* [Input for this task]:
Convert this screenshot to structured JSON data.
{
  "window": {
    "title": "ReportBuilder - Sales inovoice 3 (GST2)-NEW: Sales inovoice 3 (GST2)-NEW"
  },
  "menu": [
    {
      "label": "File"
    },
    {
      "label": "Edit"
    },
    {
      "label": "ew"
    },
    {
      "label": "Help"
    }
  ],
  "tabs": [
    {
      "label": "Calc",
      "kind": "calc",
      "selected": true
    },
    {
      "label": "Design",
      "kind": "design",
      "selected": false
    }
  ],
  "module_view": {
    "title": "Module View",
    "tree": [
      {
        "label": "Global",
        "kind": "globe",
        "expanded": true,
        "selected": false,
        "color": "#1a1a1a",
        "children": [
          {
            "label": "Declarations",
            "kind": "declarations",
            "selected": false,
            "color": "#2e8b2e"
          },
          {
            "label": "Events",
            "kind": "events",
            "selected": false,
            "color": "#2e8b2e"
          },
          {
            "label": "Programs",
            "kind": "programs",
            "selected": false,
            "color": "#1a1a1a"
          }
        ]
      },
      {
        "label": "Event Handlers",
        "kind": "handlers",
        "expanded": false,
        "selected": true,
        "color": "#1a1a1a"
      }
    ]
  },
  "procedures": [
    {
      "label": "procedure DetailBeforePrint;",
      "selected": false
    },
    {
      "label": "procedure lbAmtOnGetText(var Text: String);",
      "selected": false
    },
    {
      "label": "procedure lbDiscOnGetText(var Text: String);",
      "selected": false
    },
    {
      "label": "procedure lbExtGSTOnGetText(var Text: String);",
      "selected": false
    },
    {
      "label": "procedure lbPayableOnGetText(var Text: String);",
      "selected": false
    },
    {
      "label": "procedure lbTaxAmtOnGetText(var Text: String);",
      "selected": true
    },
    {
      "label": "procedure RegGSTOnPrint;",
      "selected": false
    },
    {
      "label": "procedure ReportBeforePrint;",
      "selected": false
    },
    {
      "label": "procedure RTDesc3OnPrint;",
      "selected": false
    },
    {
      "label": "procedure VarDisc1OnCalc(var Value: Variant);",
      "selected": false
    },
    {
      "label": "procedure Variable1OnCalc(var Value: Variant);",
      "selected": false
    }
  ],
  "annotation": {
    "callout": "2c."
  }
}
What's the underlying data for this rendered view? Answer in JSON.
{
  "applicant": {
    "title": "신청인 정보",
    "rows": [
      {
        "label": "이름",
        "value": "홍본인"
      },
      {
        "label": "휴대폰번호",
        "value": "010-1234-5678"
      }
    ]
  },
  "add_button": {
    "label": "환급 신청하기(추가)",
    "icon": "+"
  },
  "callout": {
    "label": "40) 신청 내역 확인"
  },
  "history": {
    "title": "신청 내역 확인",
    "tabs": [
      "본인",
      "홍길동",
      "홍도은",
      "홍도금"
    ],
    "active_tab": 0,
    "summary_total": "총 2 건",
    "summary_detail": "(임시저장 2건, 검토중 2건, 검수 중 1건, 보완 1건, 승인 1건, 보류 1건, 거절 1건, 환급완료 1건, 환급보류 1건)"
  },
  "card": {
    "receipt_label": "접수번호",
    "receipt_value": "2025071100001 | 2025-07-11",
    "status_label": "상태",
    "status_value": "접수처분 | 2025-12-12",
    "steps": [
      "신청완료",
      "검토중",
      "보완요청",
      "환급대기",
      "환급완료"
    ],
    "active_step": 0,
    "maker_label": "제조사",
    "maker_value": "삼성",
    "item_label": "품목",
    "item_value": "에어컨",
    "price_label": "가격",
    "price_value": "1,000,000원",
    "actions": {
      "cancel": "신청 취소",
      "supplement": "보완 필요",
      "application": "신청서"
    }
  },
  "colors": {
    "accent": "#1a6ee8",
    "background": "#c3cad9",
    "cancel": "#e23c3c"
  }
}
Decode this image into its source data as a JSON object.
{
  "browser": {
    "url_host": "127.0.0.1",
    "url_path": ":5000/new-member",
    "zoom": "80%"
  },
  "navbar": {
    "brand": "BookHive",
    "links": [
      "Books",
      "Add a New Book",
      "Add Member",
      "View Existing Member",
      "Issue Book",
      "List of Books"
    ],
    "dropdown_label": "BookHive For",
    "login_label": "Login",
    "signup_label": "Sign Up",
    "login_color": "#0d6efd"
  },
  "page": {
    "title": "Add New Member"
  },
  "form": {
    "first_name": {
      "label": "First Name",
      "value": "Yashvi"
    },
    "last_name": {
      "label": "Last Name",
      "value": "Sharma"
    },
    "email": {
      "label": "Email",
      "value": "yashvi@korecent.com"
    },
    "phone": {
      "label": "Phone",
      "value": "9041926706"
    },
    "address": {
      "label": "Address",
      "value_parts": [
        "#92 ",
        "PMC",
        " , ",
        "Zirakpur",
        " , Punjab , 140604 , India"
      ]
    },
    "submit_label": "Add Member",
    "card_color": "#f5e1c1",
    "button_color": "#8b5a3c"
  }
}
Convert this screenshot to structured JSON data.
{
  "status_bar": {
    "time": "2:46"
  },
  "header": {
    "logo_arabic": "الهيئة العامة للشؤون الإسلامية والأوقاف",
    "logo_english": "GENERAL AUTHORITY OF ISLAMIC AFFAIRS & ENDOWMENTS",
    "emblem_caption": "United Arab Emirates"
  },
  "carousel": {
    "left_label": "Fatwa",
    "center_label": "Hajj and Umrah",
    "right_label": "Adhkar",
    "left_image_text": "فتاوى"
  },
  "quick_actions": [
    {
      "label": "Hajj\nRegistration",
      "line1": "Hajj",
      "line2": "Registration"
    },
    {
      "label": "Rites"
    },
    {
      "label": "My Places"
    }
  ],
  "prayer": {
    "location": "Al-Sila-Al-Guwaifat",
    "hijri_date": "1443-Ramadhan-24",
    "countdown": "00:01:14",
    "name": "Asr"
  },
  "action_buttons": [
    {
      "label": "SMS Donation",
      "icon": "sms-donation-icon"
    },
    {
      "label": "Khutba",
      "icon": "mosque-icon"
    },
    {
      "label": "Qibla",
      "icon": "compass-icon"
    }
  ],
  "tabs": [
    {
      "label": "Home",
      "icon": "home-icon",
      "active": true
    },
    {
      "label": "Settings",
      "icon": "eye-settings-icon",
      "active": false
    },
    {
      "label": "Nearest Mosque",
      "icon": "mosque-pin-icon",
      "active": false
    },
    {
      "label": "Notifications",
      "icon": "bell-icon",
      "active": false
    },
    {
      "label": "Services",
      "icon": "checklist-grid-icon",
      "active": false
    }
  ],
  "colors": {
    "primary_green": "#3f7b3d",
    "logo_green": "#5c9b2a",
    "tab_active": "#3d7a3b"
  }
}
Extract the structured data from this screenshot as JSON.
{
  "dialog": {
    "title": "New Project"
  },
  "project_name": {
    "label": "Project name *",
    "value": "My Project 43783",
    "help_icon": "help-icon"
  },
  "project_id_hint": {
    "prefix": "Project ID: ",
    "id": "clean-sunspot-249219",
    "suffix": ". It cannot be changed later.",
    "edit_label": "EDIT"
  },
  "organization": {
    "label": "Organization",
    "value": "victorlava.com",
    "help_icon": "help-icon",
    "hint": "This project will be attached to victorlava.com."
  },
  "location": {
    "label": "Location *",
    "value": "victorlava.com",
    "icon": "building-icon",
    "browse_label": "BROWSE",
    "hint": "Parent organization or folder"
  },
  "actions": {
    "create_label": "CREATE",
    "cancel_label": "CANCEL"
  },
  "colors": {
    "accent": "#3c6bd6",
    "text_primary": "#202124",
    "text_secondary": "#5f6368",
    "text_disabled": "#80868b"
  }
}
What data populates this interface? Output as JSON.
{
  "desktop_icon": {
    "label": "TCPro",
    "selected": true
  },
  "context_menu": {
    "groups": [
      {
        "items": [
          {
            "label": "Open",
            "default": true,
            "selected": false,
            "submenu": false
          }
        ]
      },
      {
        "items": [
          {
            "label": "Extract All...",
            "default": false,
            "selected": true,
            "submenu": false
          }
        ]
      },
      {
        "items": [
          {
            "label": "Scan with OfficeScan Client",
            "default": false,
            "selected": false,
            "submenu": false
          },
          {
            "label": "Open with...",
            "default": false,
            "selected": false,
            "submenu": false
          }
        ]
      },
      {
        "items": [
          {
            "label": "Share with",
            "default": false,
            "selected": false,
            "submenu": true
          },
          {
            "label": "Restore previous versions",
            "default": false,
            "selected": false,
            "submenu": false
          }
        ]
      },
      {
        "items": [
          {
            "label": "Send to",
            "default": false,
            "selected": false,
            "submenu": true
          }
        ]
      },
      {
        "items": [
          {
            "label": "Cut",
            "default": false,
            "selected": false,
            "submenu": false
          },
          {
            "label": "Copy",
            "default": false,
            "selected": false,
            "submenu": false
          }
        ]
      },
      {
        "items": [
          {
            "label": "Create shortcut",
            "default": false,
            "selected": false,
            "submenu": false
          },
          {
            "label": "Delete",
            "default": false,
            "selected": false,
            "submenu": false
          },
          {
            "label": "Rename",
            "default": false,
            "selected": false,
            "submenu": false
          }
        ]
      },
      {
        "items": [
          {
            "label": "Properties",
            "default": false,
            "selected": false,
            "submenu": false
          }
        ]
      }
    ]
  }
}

* [Task instructions]:
Work through the records above line by line and count those that hold the string "Hajj". Give only the result.

* [Response for this exercise]:
3